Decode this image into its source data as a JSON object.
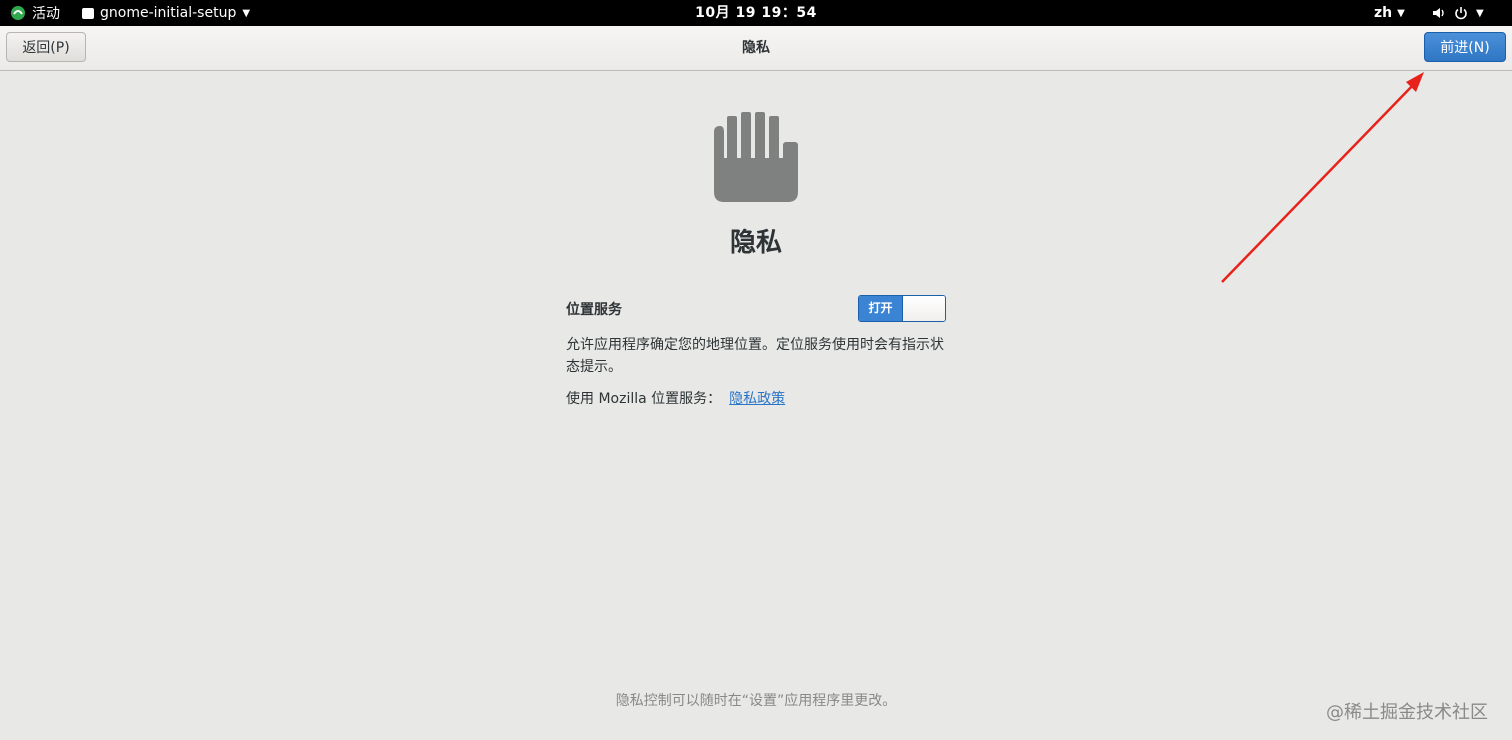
{
  "topbar": {
    "activities_label": "活动",
    "app_name": "gnome-initial-setup",
    "clock": "10月 19  19：54",
    "language": "zh",
    "icons": [
      "volume-icon",
      "power-icon"
    ]
  },
  "headerbar": {
    "back_label": "返回(P)",
    "title": "隐私",
    "next_label": "前进(N)"
  },
  "main": {
    "icon": "hand-icon",
    "heading": "隐私",
    "location": {
      "label": "位置服务",
      "switch_state": "打开",
      "enabled": true
    },
    "description": "允许应用程序确定您的地理位置。定位服务使用时会有指示状态提示。",
    "mozilla_text": "使用 Mozilla 位置服务：",
    "policy_link": "隐私政策"
  },
  "footer": {
    "note": "隐私控制可以随时在“设置”应用程序里更改。"
  },
  "watermark": "@稀土掘金技术社区",
  "colors": {
    "accent": "#3b84d4",
    "background": "#e8e8e7",
    "annotation_arrow": "#e8221b"
  }
}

Exercise task
Check all the records above and select each line where the string "位置服务" is found.

Result below
      "label": "位置服务",
    "mozilla_text": "使用 Mozilla 位置服务：",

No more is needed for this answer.